(Figure content listings)
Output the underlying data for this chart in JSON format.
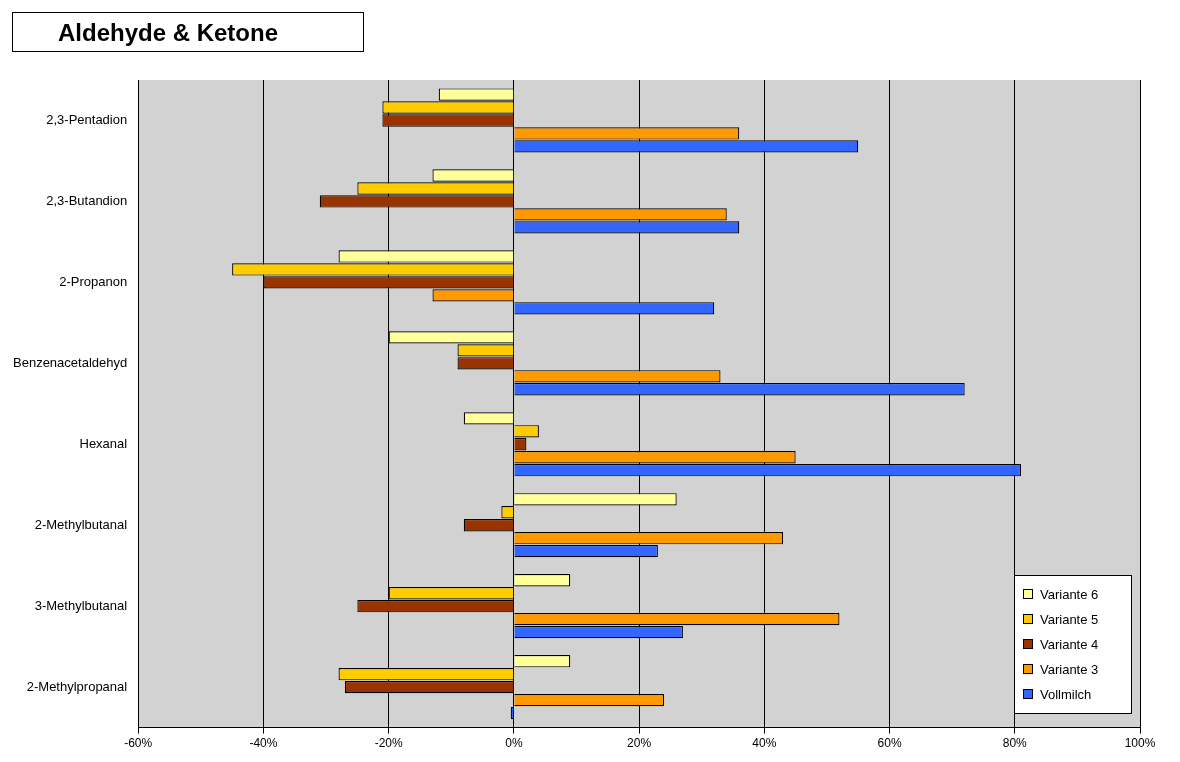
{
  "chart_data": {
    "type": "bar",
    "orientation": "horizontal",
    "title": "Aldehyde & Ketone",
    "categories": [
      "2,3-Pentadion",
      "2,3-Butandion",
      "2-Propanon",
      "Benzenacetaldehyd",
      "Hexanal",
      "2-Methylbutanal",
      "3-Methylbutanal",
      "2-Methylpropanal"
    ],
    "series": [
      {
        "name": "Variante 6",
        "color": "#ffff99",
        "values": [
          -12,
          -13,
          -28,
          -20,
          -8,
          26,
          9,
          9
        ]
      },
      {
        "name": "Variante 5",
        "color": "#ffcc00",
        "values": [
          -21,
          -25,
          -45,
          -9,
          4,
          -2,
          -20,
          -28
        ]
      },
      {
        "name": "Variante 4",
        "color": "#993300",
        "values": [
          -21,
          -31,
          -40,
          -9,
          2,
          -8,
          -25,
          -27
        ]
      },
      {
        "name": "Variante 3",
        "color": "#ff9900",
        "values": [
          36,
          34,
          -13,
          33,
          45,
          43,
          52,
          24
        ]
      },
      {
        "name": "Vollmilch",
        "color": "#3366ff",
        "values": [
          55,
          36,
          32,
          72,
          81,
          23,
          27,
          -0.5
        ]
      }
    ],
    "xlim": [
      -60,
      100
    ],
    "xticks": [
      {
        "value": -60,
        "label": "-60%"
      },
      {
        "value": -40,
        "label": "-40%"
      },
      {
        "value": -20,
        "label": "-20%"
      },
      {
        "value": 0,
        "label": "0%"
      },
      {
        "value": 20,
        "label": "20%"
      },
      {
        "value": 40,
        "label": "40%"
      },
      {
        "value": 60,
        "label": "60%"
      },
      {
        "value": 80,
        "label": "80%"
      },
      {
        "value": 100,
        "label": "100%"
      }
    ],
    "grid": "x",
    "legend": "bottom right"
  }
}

* * *

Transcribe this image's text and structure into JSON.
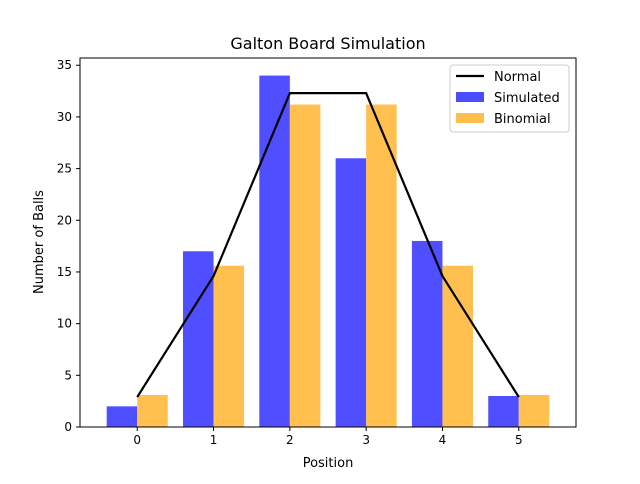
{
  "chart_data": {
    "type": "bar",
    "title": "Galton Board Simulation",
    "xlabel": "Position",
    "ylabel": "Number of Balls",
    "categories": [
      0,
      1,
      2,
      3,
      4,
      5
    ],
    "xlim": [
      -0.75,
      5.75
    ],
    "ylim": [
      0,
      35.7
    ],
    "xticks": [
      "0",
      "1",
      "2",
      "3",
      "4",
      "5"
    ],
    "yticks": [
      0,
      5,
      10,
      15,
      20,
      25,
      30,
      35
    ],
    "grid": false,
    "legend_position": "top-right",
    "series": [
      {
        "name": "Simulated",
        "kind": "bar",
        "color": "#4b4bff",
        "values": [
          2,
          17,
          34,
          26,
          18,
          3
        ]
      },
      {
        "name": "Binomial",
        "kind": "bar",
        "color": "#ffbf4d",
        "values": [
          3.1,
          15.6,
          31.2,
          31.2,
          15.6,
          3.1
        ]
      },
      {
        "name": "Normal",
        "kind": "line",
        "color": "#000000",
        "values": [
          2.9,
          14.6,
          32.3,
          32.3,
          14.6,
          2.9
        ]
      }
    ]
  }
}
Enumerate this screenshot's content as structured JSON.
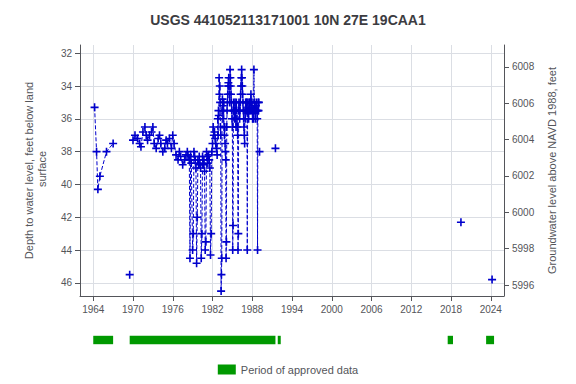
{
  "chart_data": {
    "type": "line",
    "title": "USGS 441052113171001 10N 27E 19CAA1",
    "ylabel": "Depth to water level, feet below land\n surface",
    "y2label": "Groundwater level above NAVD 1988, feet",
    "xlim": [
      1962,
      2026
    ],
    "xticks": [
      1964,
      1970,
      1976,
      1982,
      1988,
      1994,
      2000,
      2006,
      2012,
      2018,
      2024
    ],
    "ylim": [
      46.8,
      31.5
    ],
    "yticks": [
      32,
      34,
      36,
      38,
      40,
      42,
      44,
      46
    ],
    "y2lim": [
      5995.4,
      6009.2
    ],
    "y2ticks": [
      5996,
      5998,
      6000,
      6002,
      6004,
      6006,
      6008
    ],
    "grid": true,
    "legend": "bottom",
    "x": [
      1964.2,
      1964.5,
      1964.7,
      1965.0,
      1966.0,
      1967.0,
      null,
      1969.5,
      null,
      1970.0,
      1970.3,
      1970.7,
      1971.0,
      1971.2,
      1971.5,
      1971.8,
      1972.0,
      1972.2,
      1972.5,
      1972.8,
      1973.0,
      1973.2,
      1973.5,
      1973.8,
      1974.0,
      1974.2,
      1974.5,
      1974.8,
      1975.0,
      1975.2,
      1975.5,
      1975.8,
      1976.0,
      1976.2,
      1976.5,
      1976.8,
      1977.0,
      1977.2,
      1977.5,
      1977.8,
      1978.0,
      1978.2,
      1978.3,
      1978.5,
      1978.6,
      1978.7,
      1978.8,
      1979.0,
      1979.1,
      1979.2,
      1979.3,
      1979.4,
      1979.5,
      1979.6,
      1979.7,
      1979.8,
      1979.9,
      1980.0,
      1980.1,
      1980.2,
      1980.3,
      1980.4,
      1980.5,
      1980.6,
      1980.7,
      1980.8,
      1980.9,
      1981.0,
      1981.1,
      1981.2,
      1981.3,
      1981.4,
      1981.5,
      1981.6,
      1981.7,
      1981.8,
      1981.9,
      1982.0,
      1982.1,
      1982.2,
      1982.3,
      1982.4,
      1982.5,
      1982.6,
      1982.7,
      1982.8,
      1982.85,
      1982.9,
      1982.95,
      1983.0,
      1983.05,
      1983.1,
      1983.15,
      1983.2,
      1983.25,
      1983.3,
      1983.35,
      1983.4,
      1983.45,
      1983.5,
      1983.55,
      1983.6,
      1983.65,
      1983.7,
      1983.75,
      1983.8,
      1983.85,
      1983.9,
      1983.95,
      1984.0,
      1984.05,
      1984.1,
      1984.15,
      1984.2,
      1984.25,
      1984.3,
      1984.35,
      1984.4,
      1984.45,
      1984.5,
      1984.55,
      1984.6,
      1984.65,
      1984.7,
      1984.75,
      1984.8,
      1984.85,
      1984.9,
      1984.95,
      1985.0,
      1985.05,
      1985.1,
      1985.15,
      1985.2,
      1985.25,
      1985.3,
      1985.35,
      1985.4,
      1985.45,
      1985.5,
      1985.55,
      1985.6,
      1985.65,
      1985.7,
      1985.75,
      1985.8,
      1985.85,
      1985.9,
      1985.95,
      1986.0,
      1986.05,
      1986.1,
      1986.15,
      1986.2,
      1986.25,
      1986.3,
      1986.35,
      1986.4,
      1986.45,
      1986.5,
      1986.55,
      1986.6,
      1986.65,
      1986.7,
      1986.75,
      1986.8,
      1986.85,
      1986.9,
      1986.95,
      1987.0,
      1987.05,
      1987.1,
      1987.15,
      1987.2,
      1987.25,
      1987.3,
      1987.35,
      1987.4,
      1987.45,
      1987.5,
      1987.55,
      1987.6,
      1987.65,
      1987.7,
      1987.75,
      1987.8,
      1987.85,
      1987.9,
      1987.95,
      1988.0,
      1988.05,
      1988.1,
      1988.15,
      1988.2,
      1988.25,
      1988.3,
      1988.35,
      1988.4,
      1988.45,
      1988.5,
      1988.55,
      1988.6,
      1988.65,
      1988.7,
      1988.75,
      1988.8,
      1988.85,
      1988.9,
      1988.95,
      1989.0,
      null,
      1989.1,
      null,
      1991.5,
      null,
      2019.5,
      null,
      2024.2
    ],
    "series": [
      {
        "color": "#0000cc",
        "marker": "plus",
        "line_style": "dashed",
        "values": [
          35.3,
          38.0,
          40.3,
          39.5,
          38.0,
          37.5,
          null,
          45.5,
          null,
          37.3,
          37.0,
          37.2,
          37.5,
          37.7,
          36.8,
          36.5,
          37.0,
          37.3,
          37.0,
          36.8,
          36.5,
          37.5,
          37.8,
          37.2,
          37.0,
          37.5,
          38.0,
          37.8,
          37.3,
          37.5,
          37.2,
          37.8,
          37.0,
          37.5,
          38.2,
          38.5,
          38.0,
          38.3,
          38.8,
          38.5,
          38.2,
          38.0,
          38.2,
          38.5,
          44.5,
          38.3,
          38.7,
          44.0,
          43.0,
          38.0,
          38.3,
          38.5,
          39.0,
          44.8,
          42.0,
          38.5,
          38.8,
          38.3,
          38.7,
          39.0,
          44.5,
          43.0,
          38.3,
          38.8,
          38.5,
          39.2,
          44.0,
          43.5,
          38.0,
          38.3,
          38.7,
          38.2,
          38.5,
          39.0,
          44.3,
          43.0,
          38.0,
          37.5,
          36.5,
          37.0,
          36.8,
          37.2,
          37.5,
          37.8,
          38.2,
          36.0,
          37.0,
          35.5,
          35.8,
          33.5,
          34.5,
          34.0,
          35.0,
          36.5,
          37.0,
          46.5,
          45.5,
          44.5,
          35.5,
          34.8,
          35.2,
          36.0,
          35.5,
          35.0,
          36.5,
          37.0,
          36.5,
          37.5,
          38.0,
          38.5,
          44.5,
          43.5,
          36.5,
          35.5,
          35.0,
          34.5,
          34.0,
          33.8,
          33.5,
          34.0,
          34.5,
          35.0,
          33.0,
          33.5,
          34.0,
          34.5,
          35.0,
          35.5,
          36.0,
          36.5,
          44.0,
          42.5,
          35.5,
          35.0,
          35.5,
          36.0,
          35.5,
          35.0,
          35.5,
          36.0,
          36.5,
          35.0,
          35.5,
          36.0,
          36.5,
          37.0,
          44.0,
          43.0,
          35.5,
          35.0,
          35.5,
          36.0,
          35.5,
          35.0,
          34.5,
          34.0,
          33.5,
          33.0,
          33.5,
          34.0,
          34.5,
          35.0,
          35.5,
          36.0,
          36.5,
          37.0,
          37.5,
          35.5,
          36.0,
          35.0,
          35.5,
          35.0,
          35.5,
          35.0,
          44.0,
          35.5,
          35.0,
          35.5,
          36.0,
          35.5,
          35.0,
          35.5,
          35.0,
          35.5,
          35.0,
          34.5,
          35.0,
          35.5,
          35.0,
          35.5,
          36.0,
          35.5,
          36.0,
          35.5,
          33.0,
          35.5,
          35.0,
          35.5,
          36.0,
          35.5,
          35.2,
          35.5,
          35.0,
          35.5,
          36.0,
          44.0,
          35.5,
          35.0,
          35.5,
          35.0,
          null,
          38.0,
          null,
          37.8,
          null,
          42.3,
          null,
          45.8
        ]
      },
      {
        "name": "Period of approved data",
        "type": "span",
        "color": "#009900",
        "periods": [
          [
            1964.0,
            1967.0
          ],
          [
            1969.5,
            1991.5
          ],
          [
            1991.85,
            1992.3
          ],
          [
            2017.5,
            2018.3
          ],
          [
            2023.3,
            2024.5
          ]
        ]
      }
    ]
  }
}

**Requirement**
The word "Variante" may appear on some lines. Report how many lines hold it, giving the number alone.

**Response**
4